== Information shown

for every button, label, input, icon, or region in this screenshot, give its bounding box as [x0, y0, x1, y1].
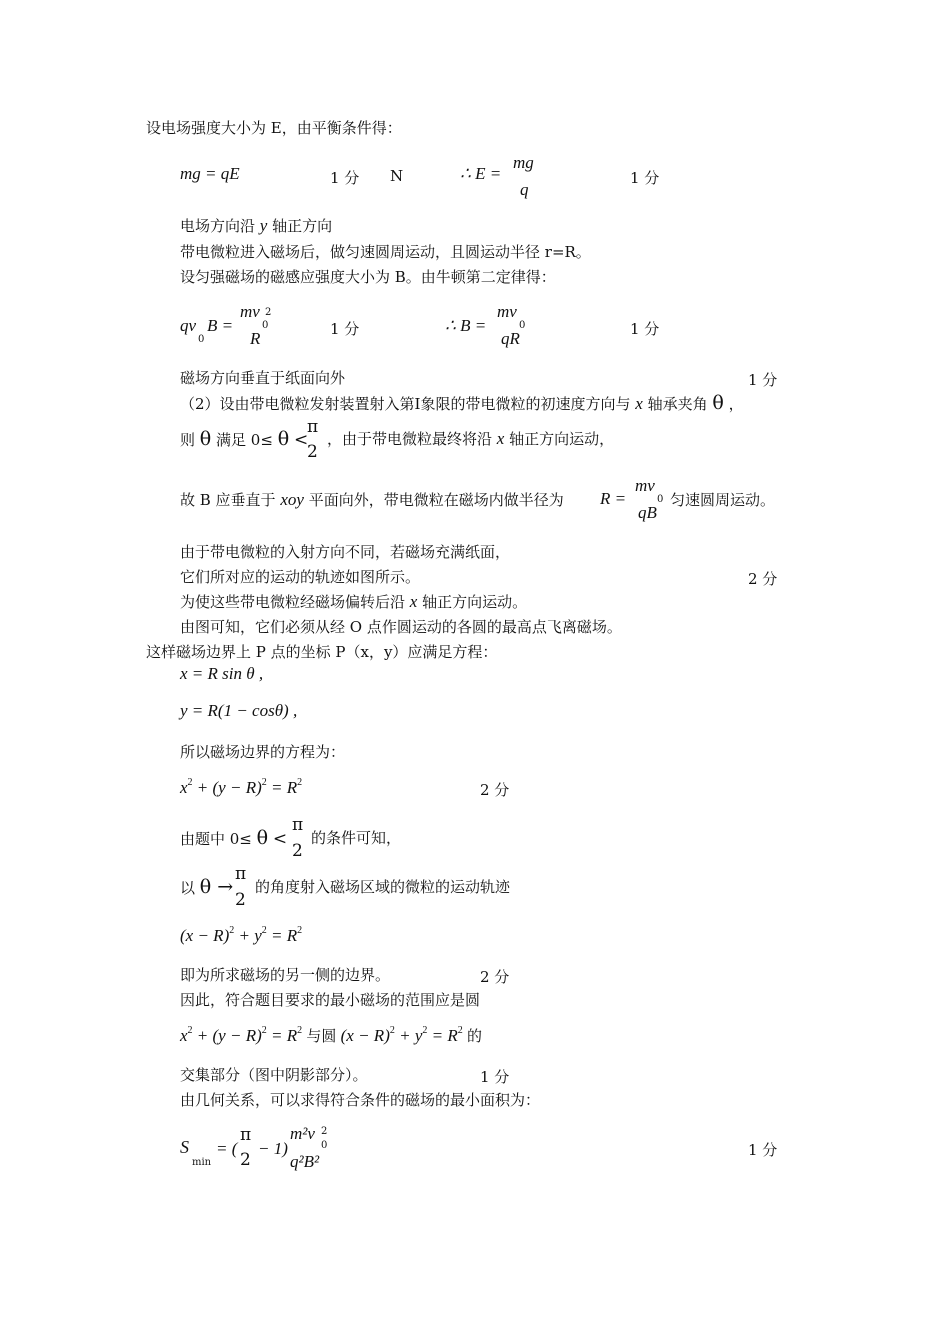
eq-part: = R: [271, 926, 298, 945]
text-line: 带电微粒进入磁场后，做匀速圆周运动，且圆运动半径 r=R。: [180, 243, 591, 261]
fraction-denominator: q²B²: [290, 1152, 320, 1171]
text-line: [180, 491, 564, 509]
fraction-numerator: mv: [240, 302, 260, 321]
fraction-denominator: qB: [638, 503, 657, 522]
superscript: 2: [261, 777, 267, 788]
text: 的: [467, 1027, 483, 1045]
equation: [180, 779, 302, 800]
equation: R =: [600, 489, 627, 508]
eq-part: + (y − R): [196, 1026, 262, 1045]
text-line: 设匀强磁场的磁感应强度大小为 B。由牛顿第二定律得：: [180, 268, 556, 286]
equation: [180, 927, 302, 948]
score: 2 分: [480, 968, 510, 986]
text: 则: [180, 431, 196, 449]
equation: x = R sin θ ,: [180, 664, 264, 683]
text: 轴承夹角: [647, 395, 708, 413]
less-than: <: [272, 829, 288, 849]
superscript: 2: [187, 1025, 193, 1036]
eq-part: + y: [238, 926, 262, 945]
fraction-numerator: m²v: [290, 1124, 315, 1143]
fraction-numerator: π: [235, 864, 247, 884]
text-line: 设电场强度大小为 E，由平衡条件得：: [146, 119, 402, 137]
text: 平面向外，带电微粒在磁场内做半径为: [308, 491, 564, 509]
fraction-denominator: 2: [235, 890, 246, 910]
text-line: 所以磁场边界的方程为：: [180, 743, 346, 761]
fraction-numerator: π: [292, 815, 304, 835]
text-line: 它们所对应的运动的轨迹如图所示。: [180, 568, 421, 586]
text: 由题中 0≤: [180, 830, 252, 848]
superscript: 2: [261, 925, 267, 936]
superscript: 2: [297, 925, 303, 936]
subscript: min: [192, 1157, 212, 1168]
eq-part: + (y − R): [196, 778, 262, 797]
equation: y = R(1 − cosθ) ,: [180, 701, 298, 720]
score: 2 分: [748, 570, 778, 588]
eq-part: x: [180, 1026, 188, 1045]
theta-symbol: θ: [277, 428, 290, 450]
eq-part: x: [180, 778, 188, 797]
variable: xoy: [280, 490, 304, 509]
text-line: 的角度射入磁场区域的微粒的运动轨迹: [255, 878, 511, 896]
text-line: 这样磁场边界上 P 点的坐标 P（x，y）应满足方程：: [146, 643, 498, 661]
score: 1 分: [748, 371, 778, 389]
fraction-numerator: mv: [635, 476, 655, 495]
text: ，: [728, 395, 744, 413]
subscript: 0: [198, 334, 205, 345]
fraction-numerator: mv: [497, 302, 517, 321]
text-line: 即为所求磁场的另一侧的边界。: [180, 966, 391, 984]
fraction-denominator: qR: [501, 329, 520, 348]
text-line: 由图可知，它们必须从经 O 点作圆运动的各圆的最高点飞离磁场。: [180, 618, 622, 636]
text: 轴正方向运动，: [509, 430, 615, 448]
score: 2 分: [480, 781, 510, 799]
text-line: [180, 878, 233, 897]
score: 1 分: [330, 320, 360, 338]
text: （2）设由带电微粒发射装置射入第Ⅰ象限的带电微粒的初速度方向与: [180, 395, 631, 413]
superscript: 2: [261, 1025, 267, 1036]
text-line: 的条件可知，: [311, 829, 402, 847]
fraction-denominator: 2: [240, 1150, 251, 1170]
text-line: [180, 829, 287, 848]
fraction-denominator: R: [250, 329, 261, 348]
theta-symbol: θ: [712, 392, 724, 414]
equation: qv: [180, 316, 197, 335]
eq-part: = R: [431, 1026, 458, 1045]
score: 1 分: [748, 1141, 778, 1159]
fraction-denominator: 2: [307, 442, 318, 462]
equation: − 1): [258, 1139, 288, 1158]
text-line: 交集部分（图中阴影部分）。: [180, 1066, 368, 1084]
text-line: [180, 217, 332, 235]
text: 为使这些带电微粒经磁场偏转后沿: [180, 593, 406, 611]
score: 1 分: [330, 169, 360, 187]
variable: x: [496, 429, 505, 448]
fraction-numerator: mg: [513, 153, 534, 172]
score: 1 分: [630, 169, 660, 187]
eq-part: = R: [271, 1026, 298, 1045]
equation: ∴ E =: [460, 164, 502, 183]
variable: x: [409, 592, 418, 611]
equation: B =: [207, 316, 234, 335]
text: ，由于带电微粒最终将沿: [327, 430, 493, 448]
text: 与圆: [306, 1027, 337, 1045]
subscript: 0: [519, 320, 526, 331]
text-line: 因此，符合题目要求的最小磁场的范围应是圆: [180, 991, 481, 1009]
score: 1 分: [630, 320, 660, 338]
superscript: 2: [229, 925, 235, 936]
fraction-numerator: π: [307, 417, 319, 437]
text: 故 B 应垂直于: [180, 491, 276, 509]
superscript: 2: [187, 777, 193, 788]
eq-part: (x − R): [180, 926, 230, 945]
text-line: [180, 430, 308, 449]
superscript: 2: [422, 1025, 428, 1036]
equation: ∴ B =: [445, 316, 487, 335]
theta-arrow: θ →: [199, 876, 234, 898]
text-line: [180, 394, 744, 413]
text: 以: [180, 879, 196, 897]
superscript: 2: [457, 1025, 463, 1036]
text: 轴正方向: [272, 217, 333, 235]
subscript: 0: [262, 320, 269, 331]
equation: mg = qE: [180, 164, 240, 183]
eq-part: = R: [271, 778, 298, 797]
fraction-denominator: q: [520, 180, 529, 199]
text: 轴正方向运动。: [422, 593, 528, 611]
variable: x: [635, 394, 643, 413]
fraction-denominator: 2: [292, 841, 303, 861]
equation: [180, 1027, 482, 1048]
text-line: 磁场方向垂直于纸面向外: [180, 369, 346, 387]
subscript: 0: [657, 494, 664, 505]
superscript: 2: [297, 777, 303, 788]
score: 1 分: [480, 1068, 510, 1086]
text: 满足 0≤: [216, 431, 273, 449]
theta-symbol: θ: [256, 827, 269, 849]
variable: y: [259, 216, 268, 235]
less-than: <: [293, 430, 309, 450]
superscript: 2: [389, 1025, 395, 1036]
text-line: [327, 430, 614, 448]
eq-part: + y: [399, 1026, 423, 1045]
unit: N: [390, 167, 404, 185]
text-line: 由于带电微粒的入射方向不同，若磁场充满纸面，: [180, 543, 511, 561]
equation: = (: [216, 1139, 238, 1158]
superscript: 2: [297, 1025, 303, 1036]
text-line: 匀速圆周运动。: [670, 491, 776, 509]
fraction-numerator: π: [240, 1125, 252, 1145]
text-line: 由几何关系，可以求得符合条件的磁场的最小面积为：: [180, 1091, 541, 1109]
superscript: 2: [265, 307, 272, 318]
text-line: [180, 593, 527, 611]
subscript: 0: [321, 1140, 328, 1151]
text: 电场方向沿: [180, 217, 256, 235]
equation: S: [180, 1137, 189, 1157]
theta-symbol: θ: [199, 428, 212, 450]
superscript: 2: [321, 1126, 328, 1137]
eq-part: (x − R): [340, 1026, 390, 1045]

====

**Problem requirements:** Please rename every "theta-symbol" in the records above to "greek-letter", keeping every other line and character unchanged. Cover all the records, and leave the pictures out of the answer.

**Solution:**
for every button, label, input, icon, or region in this screenshot, give its bounding box as [x0, y0, x1, y1].
eq-part: = R: [271, 926, 298, 945]
text-line: 带电微粒进入磁场后，做匀速圆周运动，且圆运动半径 r=R。: [180, 243, 591, 261]
fraction-denominator: q²B²: [290, 1152, 320, 1171]
text-line: [180, 491, 564, 509]
fraction-numerator: mv: [240, 302, 260, 321]
fraction-denominator: qB: [638, 503, 657, 522]
superscript: 2: [261, 777, 267, 788]
text: 的: [467, 1027, 483, 1045]
equation: [180, 779, 302, 800]
equation: R =: [600, 489, 627, 508]
eq-part: + (y − R): [196, 1026, 262, 1045]
text-line: 设匀强磁场的磁感应强度大小为 B。由牛顿第二定律得：: [180, 268, 556, 286]
equation: [180, 927, 302, 948]
score: 2 分: [480, 968, 510, 986]
text: 则: [180, 431, 196, 449]
equation: x = R sin θ ,: [180, 664, 264, 683]
text: 轴承夹角: [647, 395, 708, 413]
less-than: <: [272, 829, 288, 849]
superscript: 2: [187, 1025, 193, 1036]
eq-part: + y: [238, 926, 262, 945]
fraction-numerator: m²v: [290, 1124, 315, 1143]
fraction-numerator: π: [235, 864, 247, 884]
text-line: 设电场强度大小为 E，由平衡条件得：: [146, 119, 402, 137]
text: 平面向外，带电微粒在磁场内做半径为: [308, 491, 564, 509]
fraction-denominator: 2: [235, 890, 246, 910]
text-line: 所以磁场边界的方程为：: [180, 743, 346, 761]
fraction-numerator: π: [292, 815, 304, 835]
text-line: 它们所对应的运动的轨迹如图所示。: [180, 568, 421, 586]
text: 由题中 0≤: [180, 830, 252, 848]
superscript: 2: [261, 925, 267, 936]
superscript: 2: [297, 925, 303, 936]
subscript: min: [192, 1157, 212, 1168]
eq-part: + (y − R): [196, 778, 262, 797]
equation: y = R(1 − cosθ) ,: [180, 701, 298, 720]
score: 2 分: [748, 570, 778, 588]
eq-part: x: [180, 1026, 188, 1045]
greek-letter: θ: [277, 428, 290, 450]
eq-part: x: [180, 778, 188, 797]
variable: xoy: [280, 490, 304, 509]
text-line: 的角度射入磁场区域的微粒的运动轨迹: [255, 878, 511, 896]
text-line: 这样磁场边界上 P 点的坐标 P（x，y）应满足方程：: [146, 643, 498, 661]
score: 1 分: [748, 371, 778, 389]
fraction-numerator: mv: [635, 476, 655, 495]
text: ，: [728, 395, 744, 413]
subscript: 0: [198, 334, 205, 345]
fraction-numerator: mv: [497, 302, 517, 321]
text-line: 即为所求磁场的另一侧的边界。: [180, 966, 391, 984]
fraction-denominator: qR: [501, 329, 520, 348]
text-line: 由图可知，它们必须从经 O 点作圆运动的各圆的最高点飞离磁场。: [180, 618, 622, 636]
text: 轴正方向运动，: [509, 430, 615, 448]
score: 2 分: [480, 781, 510, 799]
text-line: [180, 878, 233, 897]
score: 1 分: [330, 320, 360, 338]
text: （2）设由带电微粒发射装置射入第Ⅰ象限的带电微粒的初速度方向与: [180, 395, 631, 413]
superscript: 2: [261, 1025, 267, 1036]
text-line: 的条件可知，: [311, 829, 402, 847]
fraction-denominator: 2: [240, 1150, 251, 1170]
text-line: [180, 829, 287, 848]
fraction-denominator: R: [250, 329, 261, 348]
greek-letter: θ: [712, 392, 724, 414]
equation: qv: [180, 316, 197, 335]
eq-part: = R: [431, 1026, 458, 1045]
score: 1 分: [748, 1141, 778, 1159]
fraction-denominator: 2: [307, 442, 318, 462]
equation: − 1): [258, 1139, 288, 1158]
text-line: 交集部分（图中阴影部分）。: [180, 1066, 368, 1084]
text-line: [180, 217, 332, 235]
text: 为使这些带电微粒经磁场偏转后沿: [180, 593, 406, 611]
score: 1 分: [330, 169, 360, 187]
variable: x: [496, 429, 505, 448]
fraction-numerator: mg: [513, 153, 534, 172]
score: 1 分: [630, 169, 660, 187]
eq-part: = R: [271, 1026, 298, 1045]
equation: ∴ E =: [460, 164, 502, 183]
variable: x: [409, 592, 418, 611]
equation: B =: [207, 316, 234, 335]
text: ，由于带电微粒最终将沿: [327, 430, 493, 448]
text: 与圆: [306, 1027, 337, 1045]
subscript: 0: [519, 320, 526, 331]
text-line: 因此，符合题目要求的最小磁场的范围应是圆: [180, 991, 481, 1009]
score: 1 分: [630, 320, 660, 338]
superscript: 2: [229, 925, 235, 936]
fraction-numerator: π: [307, 417, 319, 437]
text: 故 B 应垂直于: [180, 491, 276, 509]
superscript: 2: [187, 777, 193, 788]
eq-part: (x − R): [180, 926, 230, 945]
text-line: [180, 430, 308, 449]
superscript: 2: [422, 1025, 428, 1036]
equation: ∴ B =: [445, 316, 487, 335]
theta-arrow: θ →: [199, 876, 234, 898]
text-line: [180, 394, 744, 413]
text: 以: [180, 879, 196, 897]
superscript: 2: [457, 1025, 463, 1036]
text: 轴正方向: [272, 217, 333, 235]
subscript: 0: [262, 320, 269, 331]
equation: mg = qE: [180, 164, 240, 183]
eq-part: = R: [271, 778, 298, 797]
fraction-denominator: q: [520, 180, 529, 199]
text: 轴正方向运动。: [422, 593, 528, 611]
variable: x: [635, 394, 643, 413]
fraction-denominator: 2: [292, 841, 303, 861]
equation: [180, 1027, 482, 1048]
text-line: 磁场方向垂直于纸面向外: [180, 369, 346, 387]
subscript: 0: [657, 494, 664, 505]
superscript: 2: [297, 777, 303, 788]
score: 1 分: [480, 1068, 510, 1086]
text: 满足 0≤: [216, 431, 273, 449]
greek-letter: θ: [256, 827, 269, 849]
variable: y: [259, 216, 268, 235]
less-than: <: [293, 430, 309, 450]
superscript: 2: [389, 1025, 395, 1036]
text-line: [327, 430, 614, 448]
eq-part: + y: [399, 1026, 423, 1045]
unit: N: [390, 167, 404, 185]
text-line: 由于带电微粒的入射方向不同，若磁场充满纸面，: [180, 543, 511, 561]
equation: = (: [216, 1139, 238, 1158]
superscript: 2: [297, 1025, 303, 1036]
text-line: 匀速圆周运动。: [670, 491, 776, 509]
fraction-numerator: π: [240, 1125, 252, 1145]
text-line: 由几何关系，可以求得符合条件的磁场的最小面积为：: [180, 1091, 541, 1109]
superscript: 2: [265, 307, 272, 318]
text-line: [180, 593, 527, 611]
subscript: 0: [321, 1140, 328, 1151]
text: 电场方向沿: [180, 217, 256, 235]
equation: S: [180, 1137, 189, 1157]
greek-letter: θ: [199, 428, 212, 450]
superscript: 2: [321, 1126, 328, 1137]
eq-part: (x − R): [340, 1026, 390, 1045]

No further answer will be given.